= Beginning of Section =
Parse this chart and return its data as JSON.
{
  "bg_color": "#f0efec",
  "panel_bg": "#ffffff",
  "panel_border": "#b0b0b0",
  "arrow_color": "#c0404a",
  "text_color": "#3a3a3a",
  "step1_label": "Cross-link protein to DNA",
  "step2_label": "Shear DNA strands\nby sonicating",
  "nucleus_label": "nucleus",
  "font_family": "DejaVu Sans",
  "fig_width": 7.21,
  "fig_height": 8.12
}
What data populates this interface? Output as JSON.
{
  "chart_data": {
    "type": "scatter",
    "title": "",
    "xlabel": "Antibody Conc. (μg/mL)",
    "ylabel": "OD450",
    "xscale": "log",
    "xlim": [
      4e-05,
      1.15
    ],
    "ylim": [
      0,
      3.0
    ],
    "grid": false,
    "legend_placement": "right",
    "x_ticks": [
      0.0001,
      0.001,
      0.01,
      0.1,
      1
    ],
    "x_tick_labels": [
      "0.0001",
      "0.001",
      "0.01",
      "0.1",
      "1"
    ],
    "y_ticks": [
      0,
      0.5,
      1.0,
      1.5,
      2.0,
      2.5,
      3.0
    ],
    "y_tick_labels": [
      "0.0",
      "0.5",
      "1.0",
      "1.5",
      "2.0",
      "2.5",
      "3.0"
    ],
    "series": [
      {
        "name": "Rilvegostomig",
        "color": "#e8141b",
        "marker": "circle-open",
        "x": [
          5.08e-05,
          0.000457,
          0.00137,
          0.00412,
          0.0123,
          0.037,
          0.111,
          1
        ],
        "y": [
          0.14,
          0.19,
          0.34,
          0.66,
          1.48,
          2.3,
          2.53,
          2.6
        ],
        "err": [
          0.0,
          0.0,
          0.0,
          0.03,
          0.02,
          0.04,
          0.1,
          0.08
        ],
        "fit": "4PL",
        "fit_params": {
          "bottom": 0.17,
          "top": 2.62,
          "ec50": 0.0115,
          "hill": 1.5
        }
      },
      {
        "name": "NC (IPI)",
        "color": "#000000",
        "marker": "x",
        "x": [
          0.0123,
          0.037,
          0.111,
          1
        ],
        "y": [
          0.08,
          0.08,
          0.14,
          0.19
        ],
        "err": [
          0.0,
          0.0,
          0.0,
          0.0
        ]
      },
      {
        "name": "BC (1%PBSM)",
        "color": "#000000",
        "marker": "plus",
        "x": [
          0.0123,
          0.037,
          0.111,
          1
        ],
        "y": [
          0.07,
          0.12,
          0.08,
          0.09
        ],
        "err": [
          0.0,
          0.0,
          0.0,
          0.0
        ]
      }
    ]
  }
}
= End of Section =
*WHAT YOU ARE ASKED TO DO*:
Return every line above that contains the word "this".

*RESPONSE*:
Parse this chart and return its data as JSON.
What data populates this interface? Output as JSON.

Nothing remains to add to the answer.